*CONSIGNE A*
Dans les enregistrements, remplacez « plan view » par « top view » et recopiez le passage qui va du début jusqu'à la ligne contenant « The riding wheel 6 is at (705, 163). », celle-ci incluse. Ne modifiez rien d'autre.
##### DOCUMENT
Mais ce précepte si individualiste a été entendu en un sens peu individualiste par le plus grand et le plus infidèle des disciples de Socrate.

Dans un des dialogues les plus célèbres de Platon, dans le Ménon, nous voyons Socrate interroger un jeune esclave et, par des questions singulièrement habiles, l’amener à construire un carré double d’un carré donné. Si Socrate avait encore vécu au moment où Platon a écrit le Ménon, il aurait répété comme après le Lysis : « Que de choses ce jeune homme me fait dire auxquelles je n’ai jamais songé ! » Peut-être aurait-il dit plus sévèrement : « Que de choses ce jeune homme me fait dire qui sont tout à fait contraires à ma pensée ! »
##########
##### DONNÉES PRÉSENTÉES
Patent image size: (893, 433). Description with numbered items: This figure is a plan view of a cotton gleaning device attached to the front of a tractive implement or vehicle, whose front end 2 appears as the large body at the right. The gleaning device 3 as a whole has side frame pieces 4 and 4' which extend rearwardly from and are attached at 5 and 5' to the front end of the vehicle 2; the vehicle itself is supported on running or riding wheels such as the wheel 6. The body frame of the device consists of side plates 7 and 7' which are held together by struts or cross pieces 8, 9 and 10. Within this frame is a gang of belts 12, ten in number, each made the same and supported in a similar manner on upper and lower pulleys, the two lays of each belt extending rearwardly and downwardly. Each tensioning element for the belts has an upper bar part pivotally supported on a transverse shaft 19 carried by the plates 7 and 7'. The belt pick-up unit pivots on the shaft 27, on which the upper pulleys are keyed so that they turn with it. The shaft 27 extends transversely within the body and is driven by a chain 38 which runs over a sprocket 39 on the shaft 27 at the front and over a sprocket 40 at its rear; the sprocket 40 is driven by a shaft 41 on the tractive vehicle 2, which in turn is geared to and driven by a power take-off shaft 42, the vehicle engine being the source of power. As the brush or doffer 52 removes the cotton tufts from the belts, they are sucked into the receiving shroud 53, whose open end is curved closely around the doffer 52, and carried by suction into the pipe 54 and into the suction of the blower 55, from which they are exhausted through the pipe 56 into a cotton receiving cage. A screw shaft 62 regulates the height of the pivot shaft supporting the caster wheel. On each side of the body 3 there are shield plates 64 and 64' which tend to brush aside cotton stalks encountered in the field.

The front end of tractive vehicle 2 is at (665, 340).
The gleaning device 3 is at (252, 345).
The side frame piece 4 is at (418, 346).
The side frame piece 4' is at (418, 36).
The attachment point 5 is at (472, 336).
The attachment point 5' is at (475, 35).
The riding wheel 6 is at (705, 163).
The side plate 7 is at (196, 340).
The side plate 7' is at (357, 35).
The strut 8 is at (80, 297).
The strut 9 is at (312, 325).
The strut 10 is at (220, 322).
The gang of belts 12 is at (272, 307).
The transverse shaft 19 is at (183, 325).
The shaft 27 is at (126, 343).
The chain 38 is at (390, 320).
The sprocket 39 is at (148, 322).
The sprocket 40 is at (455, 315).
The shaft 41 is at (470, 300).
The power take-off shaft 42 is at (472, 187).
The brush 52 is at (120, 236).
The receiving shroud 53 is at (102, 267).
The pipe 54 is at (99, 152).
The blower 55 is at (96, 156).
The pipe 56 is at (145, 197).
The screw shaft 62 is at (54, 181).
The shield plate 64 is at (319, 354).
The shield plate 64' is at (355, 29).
##########
*CONSIGNE B*
D'après le passage sur le Ménon, pourquoi Socrate, s'il avait encore vécu, aurait-il répété la remarque qu'il avait faite après le Lysis ?

*RÉPONSE COMPLÈTE A*
Patent image size: (893, 433). Description with numbered items: This figure is a top view of a cotton gleaning device attached to the front of a tractive implement or vehicle, whose front end 2 appears as the large body at the right. The gleaning device 3 as a whole has side frame pieces 4 and 4' which extend rearwardly from and are attached at 5 and 5' to the front end of the vehicle 2; the vehicle itself is supported on running or riding wheels such as the wheel 6. The body frame of the device consists of side plates 7 and 7' which are held together by struts or cross pieces 8, 9 and 10. Within this frame is a gang of belts 12, ten in number, each made the same and supported in a similar manner on upper and lower pulleys, the two lays of each belt extending rearwardly and downwardly. Each tensioning element for the belts has an upper bar part pivotally supported on a transverse shaft 19 carried by the plates 7 and 7'. The belt pick-up unit pivots on the shaft 27, on which the upper pulleys are keyed so that they turn with it. The shaft 27 extends transversely within the body and is driven by a chain 38 which runs over a sprocket 39 on the shaft 27 at the front and over a sprocket 40 at its rear; the sprocket 40 is driven by a shaft 41 on the tractive vehicle 2, which in turn is geared to and driven by a power take-off shaft 42, the vehicle engine being the source of power. As the brush or doffer 52 removes the cotton tufts from the belts, they are sucked into the receiving shroud 53, whose open end is curved closely around the doffer 52, and carried by suction into the pipe 54 and into the suction of the blower 55, from which they are exhausted through the pipe 56 into a cotton receiving cage. A screw shaft 62 regulates the height of the pivot shaft supporting the caster wheel. On each side of the body 3 there are shield plates 64 and 64' which tend to brush aside cotton stalks encountered in the field.

The front end of tractive vehicle 2 is at (665, 340).
The gleaning device 3 is at (252, 345).
The side frame piece 4 is at (418, 346).
The side frame piece 4' is at (418, 36).
The attachment point 5 is at (472, 336).
The attachment point 5' is at (475, 35).
The riding wheel 6 is at (705, 163).

*RÉPONSE COMPLÈTE B*
Dans le Ménon, Platon fait dire à Socrate des choses auxquelles celui-ci n'a jamais songé. Le texte ajoute que certaines de ces choses sont peut-être même tout à fait contraires à la pensée de Socrate.